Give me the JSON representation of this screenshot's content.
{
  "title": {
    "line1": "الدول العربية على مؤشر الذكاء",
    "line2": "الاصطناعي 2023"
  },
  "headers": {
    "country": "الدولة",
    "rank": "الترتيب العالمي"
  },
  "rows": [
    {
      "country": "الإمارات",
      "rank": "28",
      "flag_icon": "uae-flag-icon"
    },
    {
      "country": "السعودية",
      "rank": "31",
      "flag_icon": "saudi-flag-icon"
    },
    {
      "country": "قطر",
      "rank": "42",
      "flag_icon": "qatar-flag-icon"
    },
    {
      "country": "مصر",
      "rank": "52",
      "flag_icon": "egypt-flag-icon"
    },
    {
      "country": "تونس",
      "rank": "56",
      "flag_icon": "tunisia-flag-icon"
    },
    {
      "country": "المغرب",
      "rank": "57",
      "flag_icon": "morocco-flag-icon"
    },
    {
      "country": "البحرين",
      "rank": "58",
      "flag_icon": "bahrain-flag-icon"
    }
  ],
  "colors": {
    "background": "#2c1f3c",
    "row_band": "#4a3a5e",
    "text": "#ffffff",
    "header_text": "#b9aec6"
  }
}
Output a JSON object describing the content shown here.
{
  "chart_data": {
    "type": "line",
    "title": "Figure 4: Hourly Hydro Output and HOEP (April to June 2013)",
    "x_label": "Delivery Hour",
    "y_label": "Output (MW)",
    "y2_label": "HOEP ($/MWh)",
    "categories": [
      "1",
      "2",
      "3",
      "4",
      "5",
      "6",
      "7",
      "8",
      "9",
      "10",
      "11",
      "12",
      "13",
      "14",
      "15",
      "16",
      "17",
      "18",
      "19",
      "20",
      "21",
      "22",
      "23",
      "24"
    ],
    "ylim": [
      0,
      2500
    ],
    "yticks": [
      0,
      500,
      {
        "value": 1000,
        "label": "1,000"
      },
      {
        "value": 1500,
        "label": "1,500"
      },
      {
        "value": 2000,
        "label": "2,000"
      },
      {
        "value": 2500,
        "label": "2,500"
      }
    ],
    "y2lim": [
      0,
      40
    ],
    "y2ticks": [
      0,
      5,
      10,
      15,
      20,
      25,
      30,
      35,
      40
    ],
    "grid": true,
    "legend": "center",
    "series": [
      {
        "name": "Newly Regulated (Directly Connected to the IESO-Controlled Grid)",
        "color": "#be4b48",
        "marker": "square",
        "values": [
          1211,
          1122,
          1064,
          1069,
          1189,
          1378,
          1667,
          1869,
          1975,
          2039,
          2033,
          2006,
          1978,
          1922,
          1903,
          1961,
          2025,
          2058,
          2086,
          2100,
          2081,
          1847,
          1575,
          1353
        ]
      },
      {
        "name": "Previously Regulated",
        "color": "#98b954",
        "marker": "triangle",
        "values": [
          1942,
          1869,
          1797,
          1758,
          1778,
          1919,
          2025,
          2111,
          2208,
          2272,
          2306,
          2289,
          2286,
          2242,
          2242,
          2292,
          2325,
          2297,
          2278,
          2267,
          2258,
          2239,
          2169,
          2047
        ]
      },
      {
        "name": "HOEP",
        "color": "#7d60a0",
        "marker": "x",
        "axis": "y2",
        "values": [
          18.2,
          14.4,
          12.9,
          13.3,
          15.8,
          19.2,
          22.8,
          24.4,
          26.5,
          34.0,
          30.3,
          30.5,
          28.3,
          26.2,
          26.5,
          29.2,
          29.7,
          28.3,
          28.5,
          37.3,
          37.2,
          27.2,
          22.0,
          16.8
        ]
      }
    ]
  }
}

□ □ □

Copy each line from the records above that includes the string "icon".

      "flag_icon": "uae-flag-icon"
      "flag_icon": "saudi-flag-icon"
      "flag_icon": "qatar-flag-icon"
      "flag_icon": "egypt-flag-icon"
      "flag_icon": "tunisia-flag-icon"
      "flag_icon": "morocco-flag-icon"
      "flag_icon": "bahrain-flag-icon"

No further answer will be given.